(Data items)
+++

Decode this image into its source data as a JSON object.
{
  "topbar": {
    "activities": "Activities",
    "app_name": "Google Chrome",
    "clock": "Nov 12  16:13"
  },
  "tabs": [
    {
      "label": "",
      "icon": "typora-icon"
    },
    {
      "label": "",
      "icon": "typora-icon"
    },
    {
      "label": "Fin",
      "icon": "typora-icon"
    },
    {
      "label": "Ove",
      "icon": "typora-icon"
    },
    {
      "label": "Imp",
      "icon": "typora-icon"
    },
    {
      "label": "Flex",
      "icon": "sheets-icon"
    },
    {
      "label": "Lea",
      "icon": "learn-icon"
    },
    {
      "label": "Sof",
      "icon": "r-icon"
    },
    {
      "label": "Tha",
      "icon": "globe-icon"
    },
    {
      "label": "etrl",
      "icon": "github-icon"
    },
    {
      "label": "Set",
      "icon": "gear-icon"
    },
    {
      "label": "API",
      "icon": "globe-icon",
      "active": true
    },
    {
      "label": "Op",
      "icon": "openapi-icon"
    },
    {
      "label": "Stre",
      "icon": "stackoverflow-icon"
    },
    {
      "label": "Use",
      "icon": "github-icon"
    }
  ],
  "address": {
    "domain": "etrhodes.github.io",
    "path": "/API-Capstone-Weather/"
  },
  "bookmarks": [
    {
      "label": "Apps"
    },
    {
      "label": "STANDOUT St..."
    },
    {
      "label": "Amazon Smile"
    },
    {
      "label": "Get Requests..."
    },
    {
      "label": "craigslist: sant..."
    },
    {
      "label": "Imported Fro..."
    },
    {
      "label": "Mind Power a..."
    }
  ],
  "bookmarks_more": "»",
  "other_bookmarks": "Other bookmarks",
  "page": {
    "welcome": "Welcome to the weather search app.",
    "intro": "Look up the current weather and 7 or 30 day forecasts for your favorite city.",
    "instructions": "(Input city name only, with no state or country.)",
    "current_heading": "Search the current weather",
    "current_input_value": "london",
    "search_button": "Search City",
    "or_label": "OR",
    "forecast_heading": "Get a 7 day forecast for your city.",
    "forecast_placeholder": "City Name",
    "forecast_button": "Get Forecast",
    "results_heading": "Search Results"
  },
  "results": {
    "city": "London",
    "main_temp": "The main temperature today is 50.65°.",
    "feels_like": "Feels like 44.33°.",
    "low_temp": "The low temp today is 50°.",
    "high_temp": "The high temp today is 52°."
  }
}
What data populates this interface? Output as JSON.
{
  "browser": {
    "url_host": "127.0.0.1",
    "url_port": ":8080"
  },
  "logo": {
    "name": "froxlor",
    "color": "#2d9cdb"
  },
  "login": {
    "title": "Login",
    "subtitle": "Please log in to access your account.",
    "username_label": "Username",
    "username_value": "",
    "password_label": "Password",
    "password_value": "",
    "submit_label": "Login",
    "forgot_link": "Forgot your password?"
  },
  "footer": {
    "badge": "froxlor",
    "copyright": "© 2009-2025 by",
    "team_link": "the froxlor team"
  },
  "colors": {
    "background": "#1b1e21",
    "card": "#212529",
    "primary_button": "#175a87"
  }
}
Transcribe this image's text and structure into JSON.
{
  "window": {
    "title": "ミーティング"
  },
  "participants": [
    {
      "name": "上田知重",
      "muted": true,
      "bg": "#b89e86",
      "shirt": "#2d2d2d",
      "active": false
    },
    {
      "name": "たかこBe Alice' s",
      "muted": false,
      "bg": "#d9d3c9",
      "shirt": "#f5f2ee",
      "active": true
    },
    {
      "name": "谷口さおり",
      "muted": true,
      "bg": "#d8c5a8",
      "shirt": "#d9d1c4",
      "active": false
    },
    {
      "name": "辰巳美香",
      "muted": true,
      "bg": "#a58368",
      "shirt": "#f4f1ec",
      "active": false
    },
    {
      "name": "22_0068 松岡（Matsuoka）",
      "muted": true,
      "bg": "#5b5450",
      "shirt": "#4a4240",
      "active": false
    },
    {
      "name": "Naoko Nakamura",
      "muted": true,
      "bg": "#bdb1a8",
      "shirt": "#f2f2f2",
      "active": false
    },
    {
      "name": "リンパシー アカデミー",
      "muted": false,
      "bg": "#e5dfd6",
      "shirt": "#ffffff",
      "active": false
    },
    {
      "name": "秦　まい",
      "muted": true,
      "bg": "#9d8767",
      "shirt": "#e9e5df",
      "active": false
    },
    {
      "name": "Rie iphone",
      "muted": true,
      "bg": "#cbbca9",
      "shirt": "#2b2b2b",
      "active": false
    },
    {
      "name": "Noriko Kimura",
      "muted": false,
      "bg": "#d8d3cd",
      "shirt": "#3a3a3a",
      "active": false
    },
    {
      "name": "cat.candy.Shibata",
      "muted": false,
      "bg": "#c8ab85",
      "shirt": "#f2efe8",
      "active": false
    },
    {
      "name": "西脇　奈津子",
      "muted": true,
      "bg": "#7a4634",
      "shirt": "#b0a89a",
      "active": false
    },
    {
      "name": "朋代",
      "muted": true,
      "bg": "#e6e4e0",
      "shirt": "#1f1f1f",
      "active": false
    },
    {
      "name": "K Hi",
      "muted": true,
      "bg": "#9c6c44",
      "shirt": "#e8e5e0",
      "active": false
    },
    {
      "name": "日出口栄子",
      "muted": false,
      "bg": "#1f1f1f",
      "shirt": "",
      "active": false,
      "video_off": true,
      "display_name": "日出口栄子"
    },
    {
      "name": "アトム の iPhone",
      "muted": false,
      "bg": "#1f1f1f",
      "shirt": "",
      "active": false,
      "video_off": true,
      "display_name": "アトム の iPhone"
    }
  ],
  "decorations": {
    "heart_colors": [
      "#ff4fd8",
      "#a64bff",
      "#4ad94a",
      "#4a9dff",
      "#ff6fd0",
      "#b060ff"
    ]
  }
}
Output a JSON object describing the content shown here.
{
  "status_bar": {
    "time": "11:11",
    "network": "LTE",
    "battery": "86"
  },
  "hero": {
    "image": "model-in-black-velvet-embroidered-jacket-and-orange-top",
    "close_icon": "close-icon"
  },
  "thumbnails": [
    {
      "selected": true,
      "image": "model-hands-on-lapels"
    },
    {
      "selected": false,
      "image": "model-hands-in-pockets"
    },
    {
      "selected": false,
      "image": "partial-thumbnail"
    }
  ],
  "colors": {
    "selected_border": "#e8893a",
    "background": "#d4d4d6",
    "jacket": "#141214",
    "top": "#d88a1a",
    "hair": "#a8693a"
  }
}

+++

▸ **Task requirements**: Copy out each line of the entries that holds "your".

▸ **Output of the exercise**:
    "intro": "Look up the current weather and 7 or 30 day forecasts for your favorite city.",
    "forecast_heading": "Get a 7 day forecast for your city.",
    "subtitle": "Please log in to access your account.",
    "forgot_link": "Forgot your password?"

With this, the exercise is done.